* [WRITTEN TASK]
Where the string "рабочих" occurs in the material below, report the whole line.

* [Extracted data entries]
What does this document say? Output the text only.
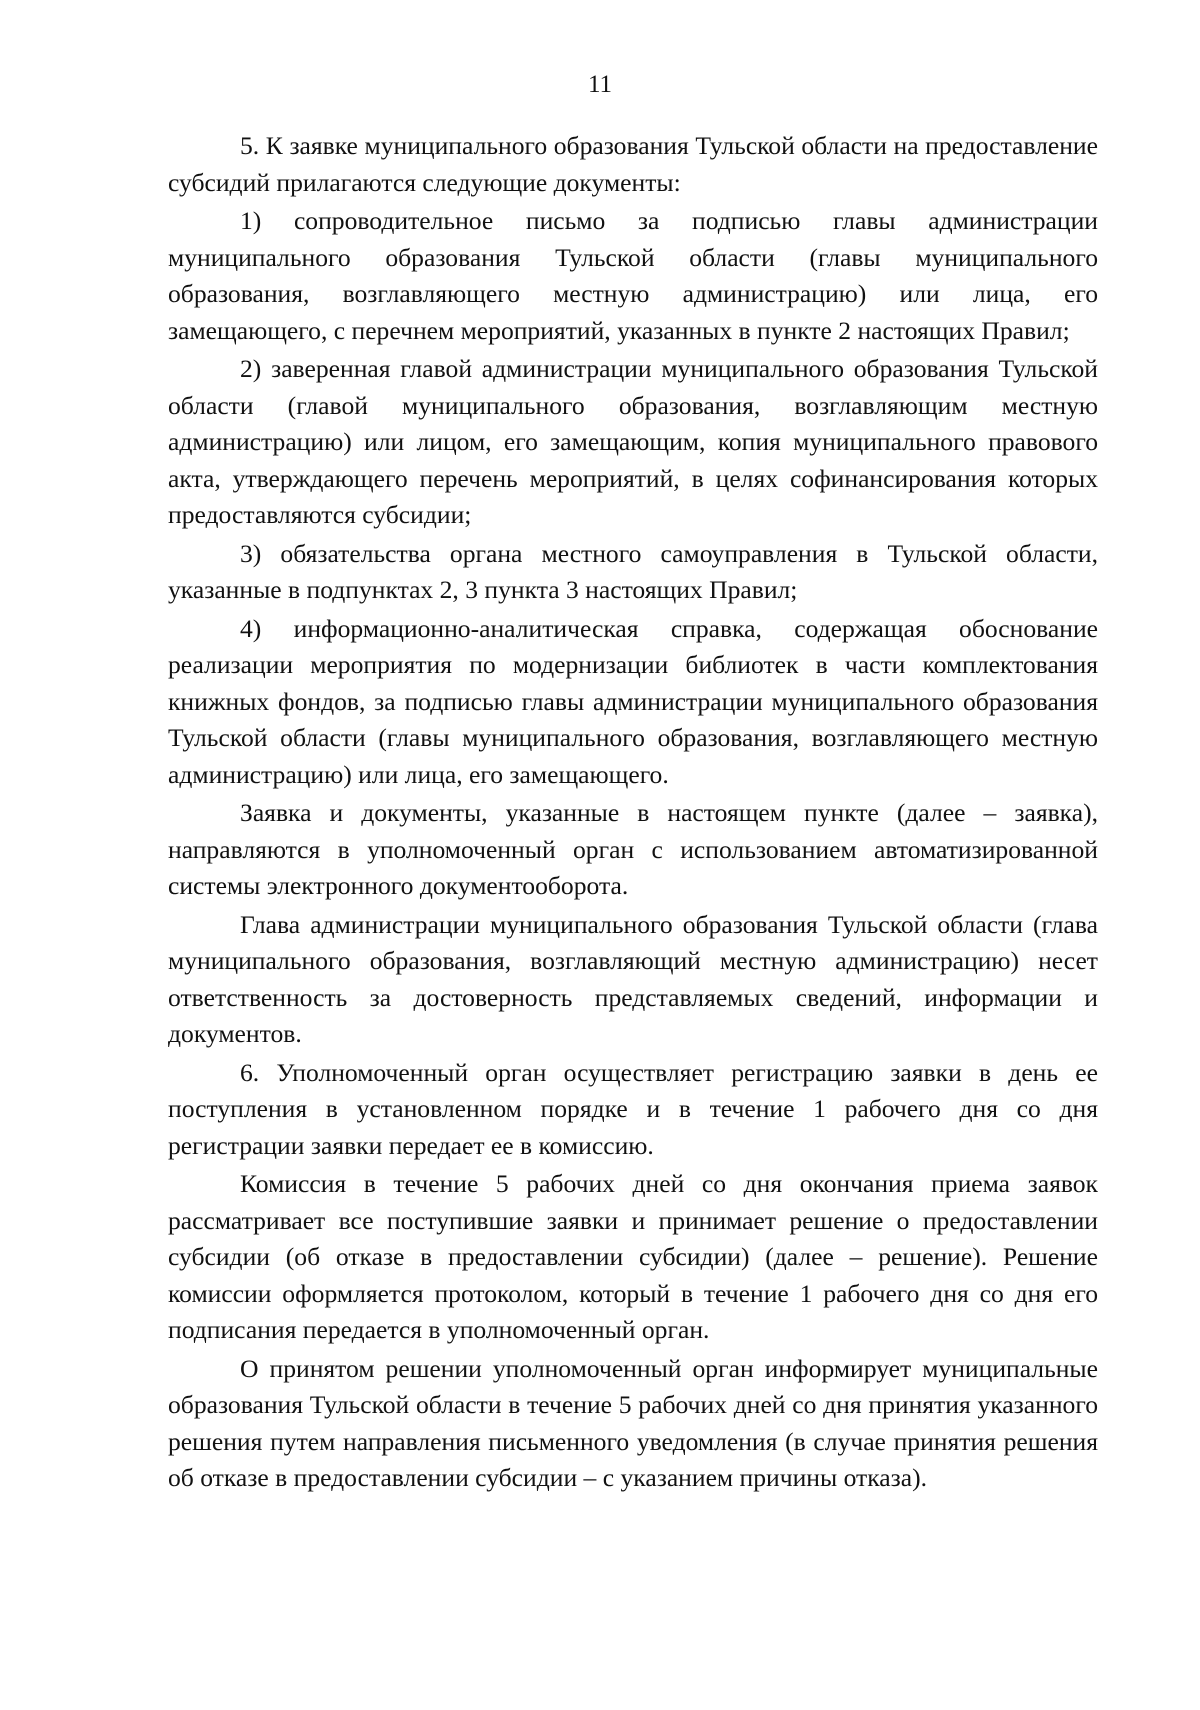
11

5. К заявке муниципального образования Тульской области на предоставление субсидий прилагаются следующие документы:

1) сопроводительное письмо за подписью главы администрации муниципального образования Тульской области (главы муниципального образования, возглавляющего местную администрацию) или лица, его замещающего, с перечнем мероприятий, указанных в пункте 2 настоящих Правил;

2) заверенная главой администрации муниципального образования Тульской области (главой муниципального образования, возглавляющим местную администрацию) или лицом, его замещающим, копия муниципального правового акта, утверждающего перечень мероприятий, в целях софинансирования которых предоставляются субсидии;

3) обязательства органа местного самоуправления в Тульской области, указанные в подпунктах 2, 3 пункта 3 настоящих Правил;

4) информационно-аналитическая справка, содержащая обоснование реализации мероприятия по модернизации библиотек в части комплектования книжных фондов, за подписью главы администрации муниципального образования Тульской области (главы муниципального образования, возглавляющего местную администрацию) или лица, его замещающего.

Заявка и документы, указанные в настоящем пункте (далее – заявка), направляются в уполномоченный орган с использованием автоматизированной системы электронного документооборота.

Глава администрации муниципального образования Тульской области (глава муниципального образования, возглавляющий местную администрацию) несет ответственность за достоверность представляемых сведений, информации и документов.

6. Уполномоченный орган осуществляет регистрацию заявки в день ее поступления в установленном порядке и в течение 1 рабочего дня со дня регистрации заявки передает ее в комиссию.

Комиссия в течение 5 рабочих дней со дня окончания приема заявок рассматривает все поступившие заявки и принимает решение о предоставлении субсидии (об отказе в предоставлении субсидии) (далее – решение). Решение комиссии оформляется протоколом, который в течение 1 рабочего дня со дня его подписания передается в уполномоченный орган.

О принятом решении уполномоченный орган информирует муниципальные образования Тульской области в течение 5 рабочих дней со дня принятия указанного решения путем направления письменного уведомления (в случае принятия решения об отказе в предоставлении субсидии – с указанием причины отказа).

* [OUTPUT OF THE EXERCISE]
Комиссия в течение 5 рабочих дней со дня окончания приема заявок рассматривает все поступившие заявки и принимает решение о предоставлении субсидии (об отказе в предоставлении субсидии) (далее – решение). Решение комиссии оформляется протоколом, который в течение 1 рабочего дня со дня его подписания передается в уполномоченный орган.
О принятом решении уполномоченный орган информирует муниципальные образования Тульской области в течение 5 рабочих дней со дня принятия указанного решения путем направления письменного уведомления (в случае принятия решения об отказе в предоставлении субсидии – с указанием причины отказа).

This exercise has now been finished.